## Start Given records

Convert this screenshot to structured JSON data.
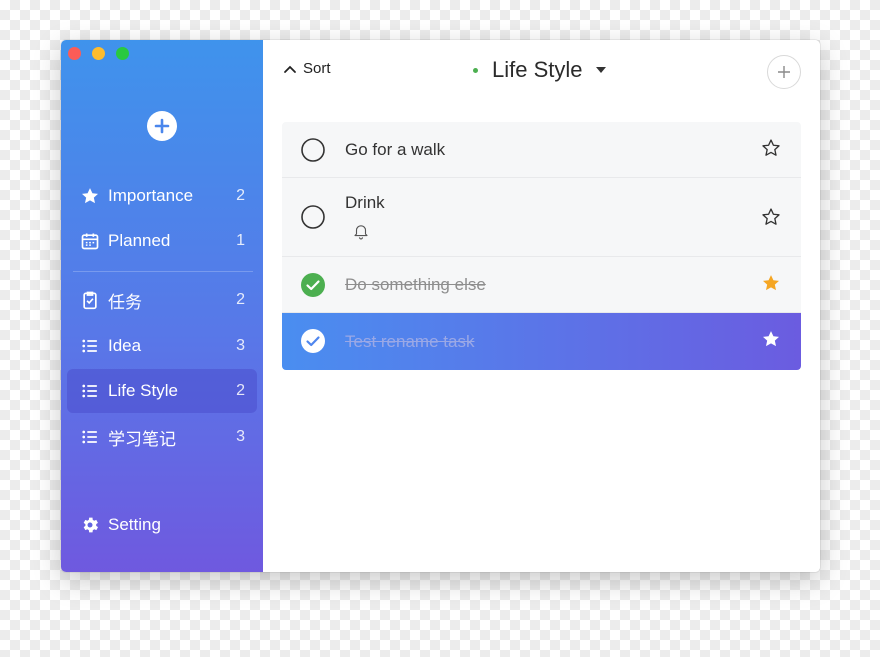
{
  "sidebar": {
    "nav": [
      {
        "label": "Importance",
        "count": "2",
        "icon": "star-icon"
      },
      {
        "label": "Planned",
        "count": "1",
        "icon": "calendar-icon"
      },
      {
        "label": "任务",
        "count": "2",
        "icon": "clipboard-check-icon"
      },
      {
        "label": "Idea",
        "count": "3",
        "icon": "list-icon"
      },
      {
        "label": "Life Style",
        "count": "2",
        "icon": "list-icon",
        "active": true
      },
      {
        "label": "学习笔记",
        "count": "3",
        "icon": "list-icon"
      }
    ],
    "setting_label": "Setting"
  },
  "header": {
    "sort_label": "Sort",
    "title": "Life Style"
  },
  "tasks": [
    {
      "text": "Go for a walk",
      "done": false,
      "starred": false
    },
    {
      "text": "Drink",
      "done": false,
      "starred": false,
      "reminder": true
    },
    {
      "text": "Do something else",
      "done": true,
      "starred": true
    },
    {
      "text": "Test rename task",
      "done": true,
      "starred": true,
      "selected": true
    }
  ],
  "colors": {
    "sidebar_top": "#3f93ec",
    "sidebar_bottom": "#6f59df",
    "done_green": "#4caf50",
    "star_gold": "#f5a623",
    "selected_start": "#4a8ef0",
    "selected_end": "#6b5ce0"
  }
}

## End Given records
## Start Given records

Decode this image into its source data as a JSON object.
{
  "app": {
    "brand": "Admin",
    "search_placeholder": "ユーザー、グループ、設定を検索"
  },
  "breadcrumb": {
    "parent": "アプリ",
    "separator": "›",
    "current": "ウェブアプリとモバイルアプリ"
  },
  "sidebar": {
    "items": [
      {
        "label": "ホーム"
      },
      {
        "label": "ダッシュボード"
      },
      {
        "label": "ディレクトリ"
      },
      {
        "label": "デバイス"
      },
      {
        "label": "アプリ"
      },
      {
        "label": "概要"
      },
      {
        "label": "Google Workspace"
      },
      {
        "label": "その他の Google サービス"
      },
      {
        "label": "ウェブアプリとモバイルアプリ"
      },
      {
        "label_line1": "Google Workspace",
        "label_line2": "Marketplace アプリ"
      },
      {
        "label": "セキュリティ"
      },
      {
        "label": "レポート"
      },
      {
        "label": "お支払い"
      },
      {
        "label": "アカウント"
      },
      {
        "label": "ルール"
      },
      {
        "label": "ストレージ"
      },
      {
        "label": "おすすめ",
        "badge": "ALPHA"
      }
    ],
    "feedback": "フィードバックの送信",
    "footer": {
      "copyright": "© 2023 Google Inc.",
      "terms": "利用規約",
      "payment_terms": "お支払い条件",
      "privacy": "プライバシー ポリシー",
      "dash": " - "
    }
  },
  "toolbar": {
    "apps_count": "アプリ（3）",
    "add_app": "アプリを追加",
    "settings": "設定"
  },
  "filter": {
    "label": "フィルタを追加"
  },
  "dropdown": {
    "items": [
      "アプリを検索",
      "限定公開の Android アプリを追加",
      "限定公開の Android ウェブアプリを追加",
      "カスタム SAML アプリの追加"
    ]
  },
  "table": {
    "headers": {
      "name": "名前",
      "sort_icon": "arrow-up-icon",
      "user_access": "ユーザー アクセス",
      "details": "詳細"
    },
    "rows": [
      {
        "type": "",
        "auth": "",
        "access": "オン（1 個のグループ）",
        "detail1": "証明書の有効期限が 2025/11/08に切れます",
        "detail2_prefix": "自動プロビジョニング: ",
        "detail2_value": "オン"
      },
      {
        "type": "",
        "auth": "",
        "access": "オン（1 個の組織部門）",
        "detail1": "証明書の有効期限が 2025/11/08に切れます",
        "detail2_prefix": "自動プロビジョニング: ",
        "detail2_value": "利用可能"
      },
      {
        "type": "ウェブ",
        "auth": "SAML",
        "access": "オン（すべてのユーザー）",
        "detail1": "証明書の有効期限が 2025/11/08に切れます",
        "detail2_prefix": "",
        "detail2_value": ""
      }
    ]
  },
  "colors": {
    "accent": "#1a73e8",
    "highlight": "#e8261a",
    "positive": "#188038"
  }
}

## End Given records

§ Short problem
Look through the records and gather each line with the word "Google".

§ Written reply
        "label": "Google Workspace"
        "label": "その他の Google サービス"
        "label_line1": "Google Workspace",
      "copyright": "© 2023 Google Inc.",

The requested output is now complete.